Write the data out again, exactly as given.

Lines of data
--- BEGIN ---

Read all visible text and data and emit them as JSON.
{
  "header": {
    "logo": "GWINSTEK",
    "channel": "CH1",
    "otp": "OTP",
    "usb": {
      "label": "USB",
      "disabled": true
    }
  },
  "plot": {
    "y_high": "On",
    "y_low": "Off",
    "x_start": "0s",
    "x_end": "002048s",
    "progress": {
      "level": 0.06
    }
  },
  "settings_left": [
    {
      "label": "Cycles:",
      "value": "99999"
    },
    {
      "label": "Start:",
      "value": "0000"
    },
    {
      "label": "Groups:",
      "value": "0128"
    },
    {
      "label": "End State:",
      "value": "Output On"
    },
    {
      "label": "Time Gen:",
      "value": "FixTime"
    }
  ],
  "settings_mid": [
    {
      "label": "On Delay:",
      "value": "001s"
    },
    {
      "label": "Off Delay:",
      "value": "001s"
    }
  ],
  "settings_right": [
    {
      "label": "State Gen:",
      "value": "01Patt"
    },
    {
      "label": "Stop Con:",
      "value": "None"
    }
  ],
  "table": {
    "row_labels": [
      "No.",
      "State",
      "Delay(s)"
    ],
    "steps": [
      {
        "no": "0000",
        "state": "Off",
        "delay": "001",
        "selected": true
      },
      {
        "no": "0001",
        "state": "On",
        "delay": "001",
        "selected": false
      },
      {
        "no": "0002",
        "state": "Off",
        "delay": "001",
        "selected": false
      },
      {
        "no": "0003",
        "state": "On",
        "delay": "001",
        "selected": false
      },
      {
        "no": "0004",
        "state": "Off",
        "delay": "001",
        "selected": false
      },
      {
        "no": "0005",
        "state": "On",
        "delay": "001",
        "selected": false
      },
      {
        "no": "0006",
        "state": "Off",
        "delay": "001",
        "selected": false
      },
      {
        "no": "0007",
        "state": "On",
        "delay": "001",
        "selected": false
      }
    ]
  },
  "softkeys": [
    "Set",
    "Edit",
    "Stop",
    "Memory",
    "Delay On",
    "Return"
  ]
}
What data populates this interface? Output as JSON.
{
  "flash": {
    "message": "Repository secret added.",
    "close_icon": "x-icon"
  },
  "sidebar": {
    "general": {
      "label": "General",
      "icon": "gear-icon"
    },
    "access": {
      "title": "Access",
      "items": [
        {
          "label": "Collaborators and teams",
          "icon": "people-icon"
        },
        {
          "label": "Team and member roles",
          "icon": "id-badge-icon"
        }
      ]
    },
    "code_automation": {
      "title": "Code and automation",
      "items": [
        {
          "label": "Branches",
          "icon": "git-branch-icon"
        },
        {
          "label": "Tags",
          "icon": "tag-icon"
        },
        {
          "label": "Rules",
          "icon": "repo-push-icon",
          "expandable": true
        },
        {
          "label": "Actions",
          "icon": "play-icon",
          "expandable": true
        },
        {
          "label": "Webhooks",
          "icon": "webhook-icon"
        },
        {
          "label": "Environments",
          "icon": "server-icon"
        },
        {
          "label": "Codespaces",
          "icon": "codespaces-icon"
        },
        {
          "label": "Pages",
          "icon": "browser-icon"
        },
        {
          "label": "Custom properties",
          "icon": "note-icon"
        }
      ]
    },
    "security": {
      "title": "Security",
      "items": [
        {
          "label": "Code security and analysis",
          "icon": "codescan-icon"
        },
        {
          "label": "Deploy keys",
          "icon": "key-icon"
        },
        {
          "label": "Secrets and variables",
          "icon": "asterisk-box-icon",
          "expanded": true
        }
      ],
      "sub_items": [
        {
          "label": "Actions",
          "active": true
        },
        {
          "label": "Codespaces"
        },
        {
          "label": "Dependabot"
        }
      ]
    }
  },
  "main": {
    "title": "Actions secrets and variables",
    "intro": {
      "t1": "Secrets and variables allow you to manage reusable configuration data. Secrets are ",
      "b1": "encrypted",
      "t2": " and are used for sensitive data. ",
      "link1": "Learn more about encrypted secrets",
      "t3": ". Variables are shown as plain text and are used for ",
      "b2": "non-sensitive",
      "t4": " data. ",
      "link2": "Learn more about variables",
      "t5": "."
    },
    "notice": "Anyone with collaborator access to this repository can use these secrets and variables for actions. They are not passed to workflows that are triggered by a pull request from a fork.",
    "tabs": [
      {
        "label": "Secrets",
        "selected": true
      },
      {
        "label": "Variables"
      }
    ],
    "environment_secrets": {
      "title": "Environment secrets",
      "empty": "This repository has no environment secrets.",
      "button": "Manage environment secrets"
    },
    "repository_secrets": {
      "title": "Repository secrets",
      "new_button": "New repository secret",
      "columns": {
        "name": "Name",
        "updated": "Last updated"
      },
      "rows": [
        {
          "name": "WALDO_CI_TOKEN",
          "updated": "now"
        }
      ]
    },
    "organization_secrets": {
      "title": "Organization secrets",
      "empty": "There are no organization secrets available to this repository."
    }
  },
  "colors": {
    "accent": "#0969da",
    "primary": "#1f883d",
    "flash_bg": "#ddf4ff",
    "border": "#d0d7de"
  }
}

--- END ---

**THE REPLY:**
Read all visible text and data and emit them as JSON.
{
  "header": {
    "logo": "GWINSTEK",
    "channel": "CH1",
    "otp": "OTP",
    "usb": {
      "label": "USB",
      "disabled": true
    }
  },
  "plot": {
    "y_high": "On",
    "y_low": "Off",
    "x_start": "0s",
    "x_end": "002048s",
    "progress": {
      "level": 0.06
    }
  },
  "settings_left": [
    {
      "label": "Cycles:",
      "value": "99999"
    },
    {
      "label": "Start:",
      "value": "0000"
    },
    {
      "label": "Groups:",
      "value": "0128"
    },
    {
      "label": "End State:",
      "value": "Output On"
    },
    {
      "label": "Time Gen:",
      "value": "FixTime"
    }
  ],
  "settings_mid": [
    {
      "label": "On Delay:",
      "value": "001s"
    },
    {
      "label": "Off Delay:",
      "value": "001s"
    }
  ],
  "settings_right": [
    {
      "label": "State Gen:",
      "value": "01Patt"
    },
    {
      "label": "Stop Con:",
      "value": "None"
    }
  ],
  "table": {
    "row_labels": [
      "No.",
      "State",
      "Delay(s)"
    ],
    "steps": [
      {
        "no": "0000",
        "state": "Off",
        "delay": "001",
        "selected": true
      },
      {
        "no": "0001",
        "state": "On",
        "delay": "001",
        "selected": false
      },
      {
        "no": "0002",
        "state": "Off",
        "delay": "001",
        "selected": false
      },
      {
        "no": "0003",
        "state": "On",
        "delay": "001",
        "selected": false
      },
      {
        "no": "0004",
        "state": "Off",
        "delay": "001",
        "selected": false
      },
      {
        "no": "0005",
        "state": "On",
        "delay": "001",
        "selected": false
      },
      {
        "no": "0006",
        "state": "Off",
        "delay": "001",
        "selected": false
      },
      {
        "no": "0007",
        "state": "On",
        "delay": "001",
        "selected": false
      }
    ]
  },
  "softkeys": [
    "Set",
    "Edit",
    "Stop",
    "Memory",
    "Delay On",
    "Return"
  ]
}
What data populates this interface? Output as JSON.
{
  "flash": {
    "message": "Repository secret added.",
    "close_icon": "x-icon"
  },
  "sidebar": {
    "general": {
      "label": "General",
      "icon": "gear-icon"
    },
    "access": {
      "title": "Access",
      "items": [
        {
          "label": "Collaborators and teams",
          "icon": "people-icon"
        },
        {
          "label": "Team and member roles",
          "icon": "id-badge-icon"
        }
      ]
    },
    "code_automation": {
      "title": "Code and automation",
      "items": [
        {
          "label": "Branches",
          "icon": "git-branch-icon"
        },
        {
          "label": "Tags",
          "icon": "tag-icon"
        },
        {
          "label": "Rules",
          "icon": "repo-push-icon",
          "expandable": true
        },
        {
          "label": "Actions",
          "icon": "play-icon",
          "expandable": true
        },
        {
          "label": "Webhooks",
          "icon": "webhook-icon"
        },
        {
          "label": "Environments",
          "icon": "server-icon"
        },
        {
          "label": "Codespaces",
          "icon": "codespaces-icon"
        },
        {
          "label": "Pages",
          "icon": "browser-icon"
        },
        {
          "label": "Custom properties",
          "icon": "note-icon"
        }
      ]
    },
    "security": {
      "title": "Security",
      "items": [
        {
          "label": "Code security and analysis",
          "icon": "codescan-icon"
        },
        {
          "label": "Deploy keys",
          "icon": "key-icon"
        },
        {
          "label": "Secrets and variables",
          "icon": "asterisk-box-icon",
          "expanded": true
        }
      ],
      "sub_items": [
        {
          "label": "Actions",
          "active": true
        },
        {
          "label": "Codespaces"
        },
        {
          "label": "Dependabot"
        }
      ]
    }
  },
  "main": {
    "title": "Actions secrets and variables",
    "intro": {
      "t1": "Secrets and variables allow you to manage reusable configuration data. Secrets are ",
      "b1": "encrypted",
      "t2": " and are used for sensitive data. ",
      "link1": "Learn more about encrypted secrets",
      "t3": ". Variables are shown as plain text and are used for ",
      "b2": "non-sensitive",
      "t4": " data. ",
      "link2": "Learn more about variables",
      "t5": "."
    },
    "notice": "Anyone with collaborator access to this repository can use these secrets and variables for actions. They are not passed to workflows that are triggered by a pull request from a fork.",
    "tabs": [
      {
        "label": "Secrets",
        "selected": true
      },
      {
        "label": "Variables"
      }
    ],
    "environment_secrets": {
      "title": "Environment secrets",
      "empty": "This repository has no environment secrets.",
      "button": "Manage environment secrets"
    },
    "repository_secrets": {
      "title": "Repository secrets",
      "new_button": "New repository secret",
      "columns": {
        "name": "Name",
        "updated": "Last updated"
      },
      "rows": [
        {
          "name": "WALDO_CI_TOKEN",
          "updated": "now"
        }
      ]
    },
    "organization_secrets": {
      "title": "Organization secrets",
      "empty": "There are no organization secrets available to this repository."
    }
  },
  "colors": {
    "accent": "#0969da",
    "primary": "#1f883d",
    "flash_bg": "#ddf4ff",
    "border": "#d0d7de"
  }
}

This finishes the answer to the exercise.